**SHORT PROBLEM:**
Without the images, print all the entries below exactly as given.

**DATA ROWS:**
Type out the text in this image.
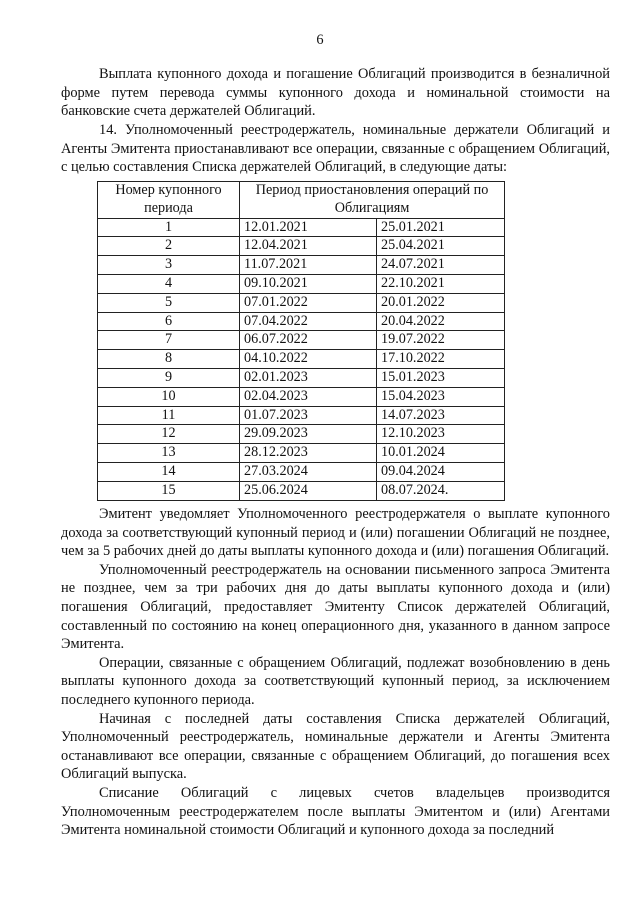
6

Выплата купонного дохода и погашение Облигаций производится в безналичной форме путем перевода суммы купонного дохода и номинальной стоимости на банковские счета держателей Облигаций.

14. Уполномоченный реестродержатель, номинальные держатели Облигаций и Агенты Эмитента приостанавливают все операции, связанные с обращением Облигаций, с целью составления Списка держателей Облигаций, в следующие даты:

Номер купонного периода	Период приостановления операций по Облигациям	
1	12.01.2021	25.01.2021
2	12.04.2021	25.04.2021
3	11.07.2021	24.07.2021
4	09.10.2021	22.10.2021
5	07.01.2022	20.01.2022
6	07.04.2022	20.04.2022
7	06.07.2022	19.07.2022
8	04.10.2022	17.10.2022
9	02.01.2023	15.01.2023
10	02.04.2023	15.04.2023
11	01.07.2023	14.07.2023
12	29.09.2023	12.10.2023
13	28.12.2023	10.01.2024
14	27.03.2024	09.04.2024
15	25.06.2024	08.07.2024.

Эмитент уведомляет Уполномоченного реестродержателя о выплате купонного дохода за соответствующий купонный период и (или) погашении Облигаций не позднее, чем за 5 рабочих дней до даты выплаты купонного дохода и (или) погашения Облигаций.

Уполномоченный реестродержатель на основании письменного запроса Эмитента не позднее, чем за три рабочих дня до даты выплаты купонного дохода и (или) погашения Облигаций, предоставляет Эмитенту Список держателей Облигаций, составленный по состоянию на конец операционного дня, указанного в данном запросе Эмитента.

Операции, связанные с обращением Облигаций, подлежат возобновлению в день выплаты купонного дохода за соответствующий купонный период, за исключением последнего купонного периода.

Начиная с последней даты составления Списка держателей Облигаций, Уполномоченный реестродержатель, номинальные держатели и Агенты Эмитента останавливают все операции, связанные с обращением Облигаций, до погашения всех Облигаций выпуска.

Списание Облигаций с лицевых счетов владельцев производится Уполномоченным реестродержателем после выплаты Эмитентом и (или) Агентами Эмитента номинальной стоимости Облигаций и купонного дохода за последний
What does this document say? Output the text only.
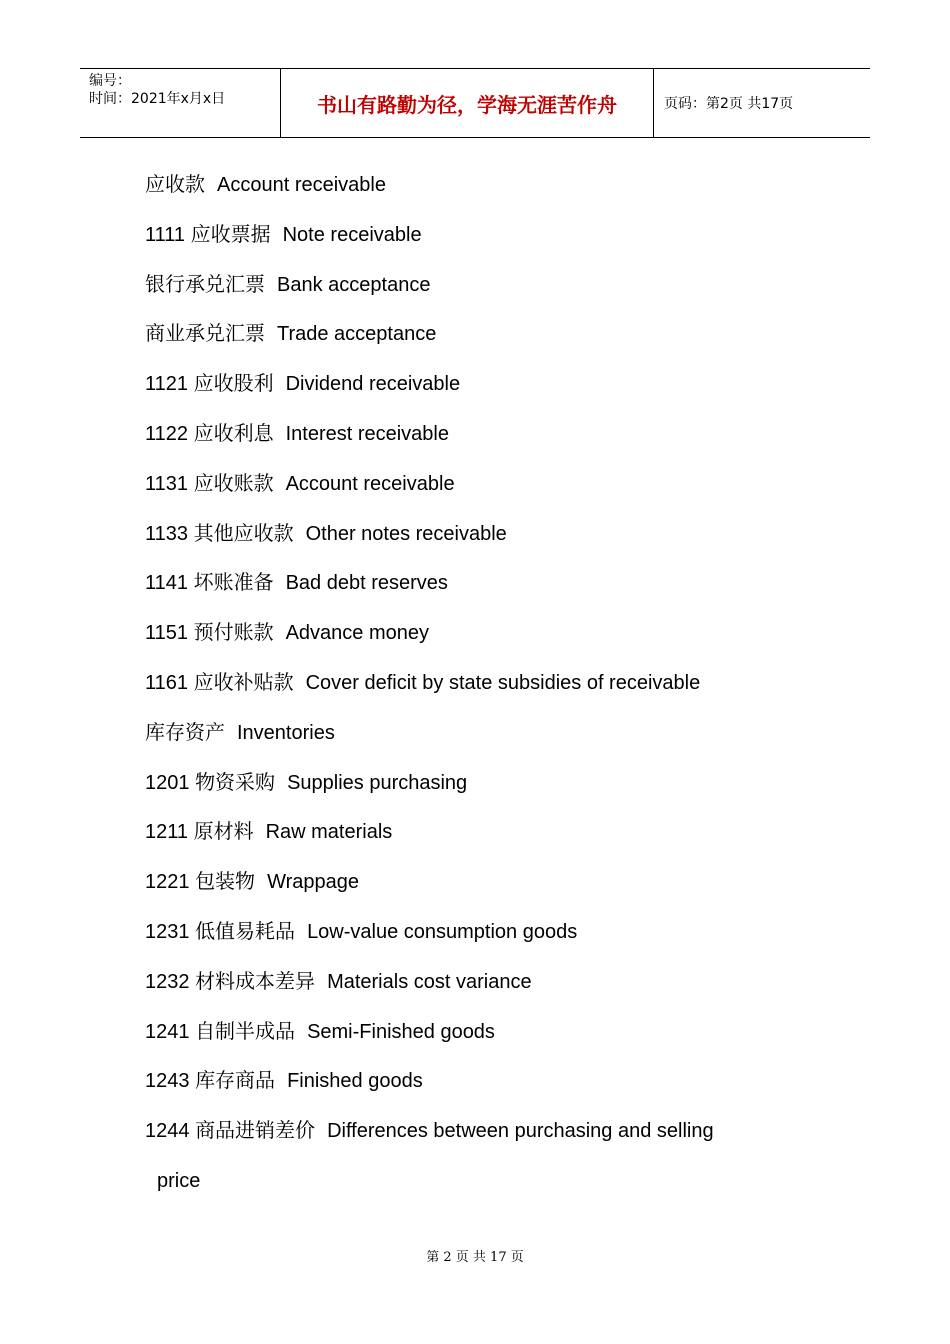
编号：
时间：2021年x月x日	书山有路勤为径，学海无涯苦作舟	页码：第2页 共17页
应收款 Account receivable
1111 应收票据 Note receivable
银行承兑汇票 Bank acceptance
商业承兑汇票 Trade acceptance
1121 应收股利 Dividend receivable
1122 应收利息 Interest receivable
1131 应收账款 Account receivable
1133 其他应收款 Other notes receivable
1141 坏账准备 Bad debt reserves
1151 预付账款 Advance money
1161 应收补贴款 Cover deficit by state subsidies of receivable
库存资产 Inventories
1201 物资采购 Supplies purchasing
1211 原材料 Raw materials
1221 包装物 Wrappage
1231 低值易耗品 Low-value consumption goods
1232 材料成本差异 Materials cost variance
1241 自制半成品 Semi-Finished goods
1243 库存商品 Finished goods
1244 商品进销差价 Differences between purchasing and selling
price
第 2 页 共 17 页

**WRITTEN RESPONSE:**
Type out the text in this image.
6

Выплата купонного дохода и погашение Облигаций производится в безналичной форме путем перевода суммы купонного дохода и номинальной стоимости на банковские счета держателей Облигаций.

14. Уполномоченный реестродержатель, номинальные держатели Облигаций и Агенты Эмитента приостанавливают все операции, связанные с обращением Облигаций, с целью составления Списка держателей Облигаций, в следующие даты:

Номер купонного периода	Период приостановления операций по Облигациям	
1	12.01.2021	25.01.2021
2	12.04.2021	25.04.2021
3	11.07.2021	24.07.2021
4	09.10.2021	22.10.2021
5	07.01.2022	20.01.2022
6	07.04.2022	20.04.2022
7	06.07.2022	19.07.2022
8	04.10.2022	17.10.2022
9	02.01.2023	15.01.2023
10	02.04.2023	15.04.2023
11	01.07.2023	14.07.2023
12	29.09.2023	12.10.2023
13	28.12.2023	10.01.2024
14	27.03.2024	09.04.2024
15	25.06.2024	08.07.2024.

Эмитент уведомляет Уполномоченного реестродержателя о выплате купонного дохода за соответствующий купонный период и (или) погашении Облигаций не позднее, чем за 5 рабочих дней до даты выплаты купонного дохода и (или) погашения Облигаций.

Уполномоченный реестродержатель на основании письменного запроса Эмитента не позднее, чем за три рабочих дня до даты выплаты купонного дохода и (или) погашения Облигаций, предоставляет Эмитенту Список держателей Облигаций, составленный по состоянию на конец операционного дня, указанного в данном запросе Эмитента.

Операции, связанные с обращением Облигаций, подлежат возобновлению в день выплаты купонного дохода за соответствующий купонный период, за исключением последнего купонного периода.

Начиная с последней даты составления Списка держателей Облигаций, Уполномоченный реестродержатель, номинальные держатели и Агенты Эмитента останавливают все операции, связанные с обращением Облигаций, до погашения всех Облигаций выпуска.

Списание Облигаций с лицевых счетов владельцев производится Уполномоченным реестродержателем после выплаты Эмитентом и (или) Агентами Эмитента номинальной стоимости Облигаций и купонного дохода за последний
What does this document say? Output the text only.
编号：
时间：2021年x月x日	书山有路勤为径，学海无涯苦作舟	页码：第2页 共17页
应收款 Account receivable
1111 应收票据 Note receivable
银行承兑汇票 Bank acceptance
商业承兑汇票 Trade acceptance
1121 应收股利 Dividend receivable
1122 应收利息 Interest receivable
1131 应收账款 Account receivable
1133 其他应收款 Other notes receivable
1141 坏账准备 Bad debt reserves
1151 预付账款 Advance money
1161 应收补贴款 Cover deficit by state subsidies of receivable
库存资产 Inventories
1201 物资采购 Supplies purchasing
1211 原材料 Raw materials
1221 包装物 Wrappage
1231 低值易耗品 Low-value consumption goods
1232 材料成本差异 Materials cost variance
1241 自制半成品 Semi-Finished goods
1243 库存商品 Finished goods
1244 商品进销差价 Differences between purchasing and selling
price
第 2 页 共 17 页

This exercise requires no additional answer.